[BEGIN]
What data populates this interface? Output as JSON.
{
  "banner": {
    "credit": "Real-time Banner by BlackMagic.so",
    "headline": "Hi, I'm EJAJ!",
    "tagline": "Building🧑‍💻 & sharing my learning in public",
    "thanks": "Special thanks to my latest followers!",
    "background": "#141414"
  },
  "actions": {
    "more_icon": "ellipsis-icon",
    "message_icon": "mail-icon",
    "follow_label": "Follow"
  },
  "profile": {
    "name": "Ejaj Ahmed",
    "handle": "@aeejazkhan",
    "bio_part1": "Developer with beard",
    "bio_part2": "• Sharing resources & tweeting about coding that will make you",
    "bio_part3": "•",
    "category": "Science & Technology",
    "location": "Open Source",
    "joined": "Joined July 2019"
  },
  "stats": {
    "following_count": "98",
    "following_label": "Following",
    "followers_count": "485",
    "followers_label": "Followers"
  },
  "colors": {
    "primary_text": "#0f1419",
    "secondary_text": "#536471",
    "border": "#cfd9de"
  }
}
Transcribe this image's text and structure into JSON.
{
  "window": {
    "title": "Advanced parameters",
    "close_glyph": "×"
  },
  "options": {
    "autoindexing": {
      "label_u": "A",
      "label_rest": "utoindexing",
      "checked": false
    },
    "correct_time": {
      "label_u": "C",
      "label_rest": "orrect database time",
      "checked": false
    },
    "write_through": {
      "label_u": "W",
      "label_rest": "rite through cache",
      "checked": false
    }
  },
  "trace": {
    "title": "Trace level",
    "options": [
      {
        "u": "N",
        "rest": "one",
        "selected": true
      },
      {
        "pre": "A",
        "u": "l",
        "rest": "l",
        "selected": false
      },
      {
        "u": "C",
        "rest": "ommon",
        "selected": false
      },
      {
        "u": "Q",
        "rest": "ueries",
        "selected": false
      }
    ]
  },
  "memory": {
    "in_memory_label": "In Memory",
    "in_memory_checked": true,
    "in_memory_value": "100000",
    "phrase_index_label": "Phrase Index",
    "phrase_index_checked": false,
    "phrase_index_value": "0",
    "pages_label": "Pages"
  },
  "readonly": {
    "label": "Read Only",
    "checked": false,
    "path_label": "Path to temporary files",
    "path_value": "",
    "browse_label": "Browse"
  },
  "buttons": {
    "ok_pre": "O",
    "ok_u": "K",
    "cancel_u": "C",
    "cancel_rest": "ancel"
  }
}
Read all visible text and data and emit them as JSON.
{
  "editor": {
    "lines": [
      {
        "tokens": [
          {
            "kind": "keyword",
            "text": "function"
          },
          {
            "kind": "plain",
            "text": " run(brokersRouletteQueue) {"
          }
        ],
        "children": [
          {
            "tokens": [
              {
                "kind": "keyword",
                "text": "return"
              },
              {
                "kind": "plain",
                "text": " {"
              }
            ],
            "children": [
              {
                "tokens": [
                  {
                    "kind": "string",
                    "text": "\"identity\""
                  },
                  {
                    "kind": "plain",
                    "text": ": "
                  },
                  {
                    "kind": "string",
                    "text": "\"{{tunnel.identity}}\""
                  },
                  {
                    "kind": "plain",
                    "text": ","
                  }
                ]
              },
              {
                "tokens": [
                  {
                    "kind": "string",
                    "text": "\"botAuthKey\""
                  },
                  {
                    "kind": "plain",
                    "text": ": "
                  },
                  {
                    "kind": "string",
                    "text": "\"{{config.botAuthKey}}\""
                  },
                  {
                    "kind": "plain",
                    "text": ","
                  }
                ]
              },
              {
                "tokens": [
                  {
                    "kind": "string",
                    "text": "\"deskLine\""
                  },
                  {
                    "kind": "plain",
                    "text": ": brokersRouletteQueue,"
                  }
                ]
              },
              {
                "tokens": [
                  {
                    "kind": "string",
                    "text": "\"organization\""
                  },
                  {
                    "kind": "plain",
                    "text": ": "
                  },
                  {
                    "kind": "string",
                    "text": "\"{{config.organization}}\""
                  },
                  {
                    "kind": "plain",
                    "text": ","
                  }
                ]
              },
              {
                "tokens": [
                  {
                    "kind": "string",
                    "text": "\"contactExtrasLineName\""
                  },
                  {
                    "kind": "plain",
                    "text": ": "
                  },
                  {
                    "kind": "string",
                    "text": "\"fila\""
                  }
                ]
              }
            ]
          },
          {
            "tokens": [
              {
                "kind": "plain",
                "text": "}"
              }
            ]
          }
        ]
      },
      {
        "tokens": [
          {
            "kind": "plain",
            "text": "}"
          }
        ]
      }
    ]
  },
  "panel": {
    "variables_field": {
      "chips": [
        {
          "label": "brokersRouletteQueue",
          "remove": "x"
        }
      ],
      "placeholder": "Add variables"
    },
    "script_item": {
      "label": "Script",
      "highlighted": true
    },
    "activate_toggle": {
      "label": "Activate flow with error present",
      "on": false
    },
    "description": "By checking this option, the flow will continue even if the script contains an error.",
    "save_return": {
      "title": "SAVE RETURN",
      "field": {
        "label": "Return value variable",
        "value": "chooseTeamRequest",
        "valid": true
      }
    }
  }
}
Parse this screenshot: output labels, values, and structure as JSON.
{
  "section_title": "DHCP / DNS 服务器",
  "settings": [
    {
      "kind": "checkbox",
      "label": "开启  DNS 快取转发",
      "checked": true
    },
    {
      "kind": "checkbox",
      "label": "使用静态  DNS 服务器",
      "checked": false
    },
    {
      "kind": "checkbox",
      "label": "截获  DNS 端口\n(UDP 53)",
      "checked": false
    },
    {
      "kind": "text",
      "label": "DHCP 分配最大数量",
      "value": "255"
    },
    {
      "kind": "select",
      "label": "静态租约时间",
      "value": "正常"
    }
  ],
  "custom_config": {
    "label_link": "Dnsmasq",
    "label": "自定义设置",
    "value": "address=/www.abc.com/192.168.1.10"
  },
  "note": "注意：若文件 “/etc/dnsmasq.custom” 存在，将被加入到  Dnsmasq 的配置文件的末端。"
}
[END]
#### Exercise goal
Return each line of the data exactly as written above.

#### Written response
What data populates this interface? Output as JSON.
{
  "banner": {
    "credit": "Real-time Banner by BlackMagic.so",
    "headline": "Hi, I'm EJAJ!",
    "tagline": "Building🧑‍💻 & sharing my learning in public",
    "thanks": "Special thanks to my latest followers!",
    "background": "#141414"
  },
  "actions": {
    "more_icon": "ellipsis-icon",
    "message_icon": "mail-icon",
    "follow_label": "Follow"
  },
  "profile": {
    "name": "Ejaj Ahmed",
    "handle": "@aeejazkhan",
    "bio_part1": "Developer with beard",
    "bio_part2": "• Sharing resources & tweeting about coding that will make you",
    "bio_part3": "•",
    "category": "Science & Technology",
    "location": "Open Source",
    "joined": "Joined July 2019"
  },
  "stats": {
    "following_count": "98",
    "following_label": "Following",
    "followers_count": "485",
    "followers_label": "Followers"
  },
  "colors": {
    "primary_text": "#0f1419",
    "secondary_text": "#536471",
    "border": "#cfd9de"
  }
}
Transcribe this image's text and structure into JSON.
{
  "window": {
    "title": "Advanced parameters",
    "close_glyph": "×"
  },
  "options": {
    "autoindexing": {
      "label_u": "A",
      "label_rest": "utoindexing",
      "checked": false
    },
    "correct_time": {
      "label_u": "C",
      "label_rest": "orrect database time",
      "checked": false
    },
    "write_through": {
      "label_u": "W",
      "label_rest": "rite through cache",
      "checked": false
    }
  },
  "trace": {
    "title": "Trace level",
    "options": [
      {
        "u": "N",
        "rest": "one",
        "selected": true
      },
      {
        "pre": "A",
        "u": "l",
        "rest": "l",
        "selected": false
      },
      {
        "u": "C",
        "rest": "ommon",
        "selected": false
      },
      {
        "u": "Q",
        "rest": "ueries",
        "selected": false
      }
    ]
  },
  "memory": {
    "in_memory_label": "In Memory",
    "in_memory_checked": true,
    "in_memory_value": "100000",
    "phrase_index_label": "Phrase Index",
    "phrase_index_checked": false,
    "phrase_index_value": "0",
    "pages_label": "Pages"
  },
  "readonly": {
    "label": "Read Only",
    "checked": false,
    "path_label": "Path to temporary files",
    "path_value": "",
    "browse_label": "Browse"
  },
  "buttons": {
    "ok_pre": "O",
    "ok_u": "K",
    "cancel_u": "C",
    "cancel_rest": "ancel"
  }
}
Read all visible text and data and emit them as JSON.
{
  "editor": {
    "lines": [
      {
        "tokens": [
          {
            "kind": "keyword",
            "text": "function"
          },
          {
            "kind": "plain",
            "text": " run(brokersRouletteQueue) {"
          }
        ],
        "children": [
          {
            "tokens": [
              {
                "kind": "keyword",
                "text": "return"
              },
              {
                "kind": "plain",
                "text": " {"
              }
            ],
            "children": [
              {
                "tokens": [
                  {
                    "kind": "string",
                    "text": "\"identity\""
                  },
                  {
                    "kind": "plain",
                    "text": ": "
                  },
                  {
                    "kind": "string",
                    "text": "\"{{tunnel.identity}}\""
                  },
                  {
                    "kind": "plain",
                    "text": ","
                  }
                ]
              },
              {
                "tokens": [
                  {
                    "kind": "string",
                    "text": "\"botAuthKey\""
                  },
                  {
                    "kind": "plain",
                    "text": ": "
                  },
                  {
                    "kind": "string",
                    "text": "\"{{config.botAuthKey}}\""
                  },
                  {
                    "kind": "plain",
                    "text": ","
                  }
                ]
              },
              {
                "tokens": [
                  {
                    "kind": "string",
                    "text": "\"deskLine\""
                  },
                  {
                    "kind": "plain",
                    "text": ": brokersRouletteQueue,"
                  }
                ]
              },
              {
                "tokens": [
                  {
                    "kind": "string",
                    "text": "\"organization\""
                  },
                  {
                    "kind": "plain",
                    "text": ": "
                  },
                  {
                    "kind": "string",
                    "text": "\"{{config.organization}}\""
                  },
                  {
                    "kind": "plain",
                    "text": ","
                  }
                ]
              },
              {
                "tokens": [
                  {
                    "kind": "string",
                    "text": "\"contactExtrasLineName\""
                  },
                  {
                    "kind": "plain",
                    "text": ": "
                  },
                  {
                    "kind": "string",
                    "text": "\"fila\""
                  }
                ]
              }
            ]
          },
          {
            "tokens": [
              {
                "kind": "plain",
                "text": "}"
              }
            ]
          }
        ]
      },
      {
        "tokens": [
          {
            "kind": "plain",
            "text": "}"
          }
        ]
      }
    ]
  },
  "panel": {
    "variables_field": {
      "chips": [
        {
          "label": "brokersRouletteQueue",
          "remove": "x"
        }
      ],
      "placeholder": "Add variables"
    },
    "script_item": {
      "label": "Script",
      "highlighted": true
    },
    "activate_toggle": {
      "label": "Activate flow with error present",
      "on": false
    },
    "description": "By checking this option, the flow will continue even if the script contains an error.",
    "save_return": {
      "title": "SAVE RETURN",
      "field": {
        "label": "Return value variable",
        "value": "chooseTeamRequest",
        "valid": true
      }
    }
  }
}
Parse this screenshot: output labels, values, and structure as JSON.
{
  "section_title": "DHCP / DNS 服务器",
  "settings": [
    {
      "kind": "checkbox",
      "label": "开启  DNS 快取转发",
      "checked": true
    },
    {
      "kind": "checkbox",
      "label": "使用静态  DNS 服务器",
      "checked": false
    },
    {
      "kind": "checkbox",
      "label": "截获  DNS 端口\n(UDP 53)",
      "checked": false
    },
    {
      "kind": "text",
      "label": "DHCP 分配最大数量",
      "value": "255"
    },
    {
      "kind": "select",
      "label": "静态租约时间",
      "value": "正常"
    }
  ],
  "custom_config": {
    "label_link": "Dnsmasq",
    "label": "自定义设置",
    "value": "address=/www.abc.com/192.168.1.10"
  },
  "note": "注意：若文件 “/etc/dnsmasq.custom” 存在，将被加入到  Dnsmasq 的配置文件的末端。"
}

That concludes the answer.